**WHAT TO WORK ON:** Print the listing from the line containing "Decompose this screenshot" through the line containing "volume-bar [179,236,181,262]", character for character, with nothing else.
..............................
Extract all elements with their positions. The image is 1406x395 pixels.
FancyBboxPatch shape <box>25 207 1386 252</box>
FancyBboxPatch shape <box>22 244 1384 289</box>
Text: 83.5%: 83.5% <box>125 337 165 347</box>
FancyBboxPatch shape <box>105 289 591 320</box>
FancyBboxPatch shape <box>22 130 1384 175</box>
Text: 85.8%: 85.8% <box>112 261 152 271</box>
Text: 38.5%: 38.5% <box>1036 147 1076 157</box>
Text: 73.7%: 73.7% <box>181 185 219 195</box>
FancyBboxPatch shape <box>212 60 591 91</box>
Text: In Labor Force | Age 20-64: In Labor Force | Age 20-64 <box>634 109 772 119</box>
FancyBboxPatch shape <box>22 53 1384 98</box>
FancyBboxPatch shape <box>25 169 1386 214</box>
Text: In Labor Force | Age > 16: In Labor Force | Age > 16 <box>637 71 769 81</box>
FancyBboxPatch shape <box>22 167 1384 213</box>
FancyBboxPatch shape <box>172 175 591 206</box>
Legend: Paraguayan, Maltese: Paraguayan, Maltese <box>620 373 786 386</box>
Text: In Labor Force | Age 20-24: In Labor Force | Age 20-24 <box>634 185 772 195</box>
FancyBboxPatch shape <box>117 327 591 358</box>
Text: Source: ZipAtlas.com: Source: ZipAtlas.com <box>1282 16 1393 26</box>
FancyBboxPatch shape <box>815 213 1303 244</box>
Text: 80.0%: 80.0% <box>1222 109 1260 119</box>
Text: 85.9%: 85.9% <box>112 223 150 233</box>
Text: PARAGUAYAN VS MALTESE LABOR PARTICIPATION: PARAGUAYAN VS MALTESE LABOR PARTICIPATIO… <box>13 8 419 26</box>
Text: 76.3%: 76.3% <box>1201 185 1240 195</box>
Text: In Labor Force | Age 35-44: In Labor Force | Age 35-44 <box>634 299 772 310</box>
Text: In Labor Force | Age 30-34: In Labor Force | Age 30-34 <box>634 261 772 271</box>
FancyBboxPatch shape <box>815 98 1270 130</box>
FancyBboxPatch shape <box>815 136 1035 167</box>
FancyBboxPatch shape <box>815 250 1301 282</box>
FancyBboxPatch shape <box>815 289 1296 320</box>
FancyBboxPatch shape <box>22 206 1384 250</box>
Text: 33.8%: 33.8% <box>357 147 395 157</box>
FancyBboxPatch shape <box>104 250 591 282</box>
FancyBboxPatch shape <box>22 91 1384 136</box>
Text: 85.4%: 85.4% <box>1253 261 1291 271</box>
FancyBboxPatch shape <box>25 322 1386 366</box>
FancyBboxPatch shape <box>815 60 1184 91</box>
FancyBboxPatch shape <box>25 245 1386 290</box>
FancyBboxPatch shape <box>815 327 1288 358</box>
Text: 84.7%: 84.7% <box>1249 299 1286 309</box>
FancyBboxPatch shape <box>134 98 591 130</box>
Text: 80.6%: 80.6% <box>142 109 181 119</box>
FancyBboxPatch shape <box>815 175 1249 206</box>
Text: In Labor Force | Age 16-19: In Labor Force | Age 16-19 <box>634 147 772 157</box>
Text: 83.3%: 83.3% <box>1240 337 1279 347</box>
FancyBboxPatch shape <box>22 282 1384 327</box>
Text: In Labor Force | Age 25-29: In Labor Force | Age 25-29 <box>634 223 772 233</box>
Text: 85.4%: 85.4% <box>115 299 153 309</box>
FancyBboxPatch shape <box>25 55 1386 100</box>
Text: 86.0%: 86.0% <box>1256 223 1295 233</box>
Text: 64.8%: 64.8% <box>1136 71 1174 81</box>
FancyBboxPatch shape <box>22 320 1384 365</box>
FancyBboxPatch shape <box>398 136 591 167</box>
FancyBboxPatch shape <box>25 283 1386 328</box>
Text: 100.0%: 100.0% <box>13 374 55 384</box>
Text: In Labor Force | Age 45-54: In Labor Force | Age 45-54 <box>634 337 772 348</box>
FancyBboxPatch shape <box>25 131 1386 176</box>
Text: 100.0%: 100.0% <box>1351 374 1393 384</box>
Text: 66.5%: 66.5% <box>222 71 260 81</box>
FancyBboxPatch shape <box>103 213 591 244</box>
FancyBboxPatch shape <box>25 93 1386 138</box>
..............................
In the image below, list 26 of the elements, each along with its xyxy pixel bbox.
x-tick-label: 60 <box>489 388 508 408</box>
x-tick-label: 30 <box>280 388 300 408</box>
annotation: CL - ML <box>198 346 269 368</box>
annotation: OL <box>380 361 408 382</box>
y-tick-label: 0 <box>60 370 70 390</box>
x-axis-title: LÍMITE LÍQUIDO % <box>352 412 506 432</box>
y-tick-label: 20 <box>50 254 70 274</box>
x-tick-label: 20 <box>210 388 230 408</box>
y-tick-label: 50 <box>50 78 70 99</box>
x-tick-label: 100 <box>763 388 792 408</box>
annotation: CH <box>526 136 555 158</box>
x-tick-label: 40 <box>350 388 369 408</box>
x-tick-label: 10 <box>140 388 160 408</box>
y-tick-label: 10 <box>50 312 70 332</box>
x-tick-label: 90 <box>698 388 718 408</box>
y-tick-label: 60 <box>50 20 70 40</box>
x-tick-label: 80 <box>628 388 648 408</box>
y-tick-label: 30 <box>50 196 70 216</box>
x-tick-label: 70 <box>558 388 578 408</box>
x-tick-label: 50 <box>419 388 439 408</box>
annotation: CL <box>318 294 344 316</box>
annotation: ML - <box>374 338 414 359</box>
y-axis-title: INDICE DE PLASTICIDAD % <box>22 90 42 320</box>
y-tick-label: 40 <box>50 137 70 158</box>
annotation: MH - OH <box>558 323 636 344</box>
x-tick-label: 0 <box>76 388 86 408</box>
..............................
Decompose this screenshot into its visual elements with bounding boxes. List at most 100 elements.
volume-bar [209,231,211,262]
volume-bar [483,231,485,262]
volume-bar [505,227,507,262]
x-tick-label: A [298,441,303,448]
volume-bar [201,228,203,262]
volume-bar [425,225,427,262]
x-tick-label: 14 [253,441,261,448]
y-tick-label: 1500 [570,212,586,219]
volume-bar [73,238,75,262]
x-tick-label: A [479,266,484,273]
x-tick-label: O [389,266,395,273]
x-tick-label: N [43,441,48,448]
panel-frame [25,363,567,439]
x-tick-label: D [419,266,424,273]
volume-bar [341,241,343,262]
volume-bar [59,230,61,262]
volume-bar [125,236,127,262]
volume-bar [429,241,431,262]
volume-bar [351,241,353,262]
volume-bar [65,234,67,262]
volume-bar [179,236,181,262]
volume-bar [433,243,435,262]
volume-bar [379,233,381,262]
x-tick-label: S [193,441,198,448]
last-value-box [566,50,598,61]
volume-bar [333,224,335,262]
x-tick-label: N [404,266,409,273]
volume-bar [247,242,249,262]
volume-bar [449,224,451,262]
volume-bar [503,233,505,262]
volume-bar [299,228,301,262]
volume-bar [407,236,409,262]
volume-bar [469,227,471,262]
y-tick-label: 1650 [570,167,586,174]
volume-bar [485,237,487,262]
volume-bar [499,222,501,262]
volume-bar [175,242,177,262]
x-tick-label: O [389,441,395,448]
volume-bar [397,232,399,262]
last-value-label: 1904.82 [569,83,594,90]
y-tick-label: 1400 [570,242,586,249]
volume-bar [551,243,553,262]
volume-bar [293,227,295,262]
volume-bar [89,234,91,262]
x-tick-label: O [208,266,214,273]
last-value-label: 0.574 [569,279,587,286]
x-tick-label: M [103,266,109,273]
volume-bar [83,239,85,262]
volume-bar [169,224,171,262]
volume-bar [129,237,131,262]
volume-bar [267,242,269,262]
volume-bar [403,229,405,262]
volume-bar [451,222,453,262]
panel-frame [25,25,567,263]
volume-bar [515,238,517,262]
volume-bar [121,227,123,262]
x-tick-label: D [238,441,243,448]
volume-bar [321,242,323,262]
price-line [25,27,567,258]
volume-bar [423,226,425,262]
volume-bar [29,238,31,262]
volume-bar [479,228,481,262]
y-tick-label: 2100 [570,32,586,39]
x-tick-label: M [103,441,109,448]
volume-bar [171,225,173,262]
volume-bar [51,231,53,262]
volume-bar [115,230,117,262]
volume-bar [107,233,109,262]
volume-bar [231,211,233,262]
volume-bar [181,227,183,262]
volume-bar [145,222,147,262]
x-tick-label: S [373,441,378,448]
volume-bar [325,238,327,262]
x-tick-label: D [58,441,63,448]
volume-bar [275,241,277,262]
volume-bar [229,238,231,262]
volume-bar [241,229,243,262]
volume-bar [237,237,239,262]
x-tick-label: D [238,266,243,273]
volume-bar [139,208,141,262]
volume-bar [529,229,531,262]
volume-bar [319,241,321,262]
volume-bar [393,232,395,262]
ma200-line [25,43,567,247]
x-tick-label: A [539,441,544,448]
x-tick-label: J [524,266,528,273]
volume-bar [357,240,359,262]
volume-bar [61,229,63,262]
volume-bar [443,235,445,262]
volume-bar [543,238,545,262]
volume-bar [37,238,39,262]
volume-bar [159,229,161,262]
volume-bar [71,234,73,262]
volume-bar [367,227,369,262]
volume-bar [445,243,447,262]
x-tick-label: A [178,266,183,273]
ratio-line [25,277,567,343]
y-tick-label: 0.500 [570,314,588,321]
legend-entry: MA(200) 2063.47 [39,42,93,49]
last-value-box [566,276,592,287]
..............................
**TASK RESULT:**
Decompose this screenshot into its visual elements with bounding boxes. List at most 100 elements.
volume-bar [209,231,211,262]
volume-bar [483,231,485,262]
volume-bar [505,227,507,262]
x-tick-label: A [298,441,303,448]
volume-bar [201,228,203,262]
volume-bar [425,225,427,262]
x-tick-label: 14 [253,441,261,448]
y-tick-label: 1500 [570,212,586,219]
volume-bar [73,238,75,262]
x-tick-label: A [479,266,484,273]
x-tick-label: O [389,266,395,273]
x-tick-label: N [43,441,48,448]
panel-frame [25,363,567,439]
x-tick-label: D [419,266,424,273]
volume-bar [341,241,343,262]
volume-bar [59,230,61,262]
volume-bar [125,236,127,262]
volume-bar [429,241,431,262]
volume-bar [351,241,353,262]
volume-bar [65,234,67,262]
volume-bar [179,236,181,262]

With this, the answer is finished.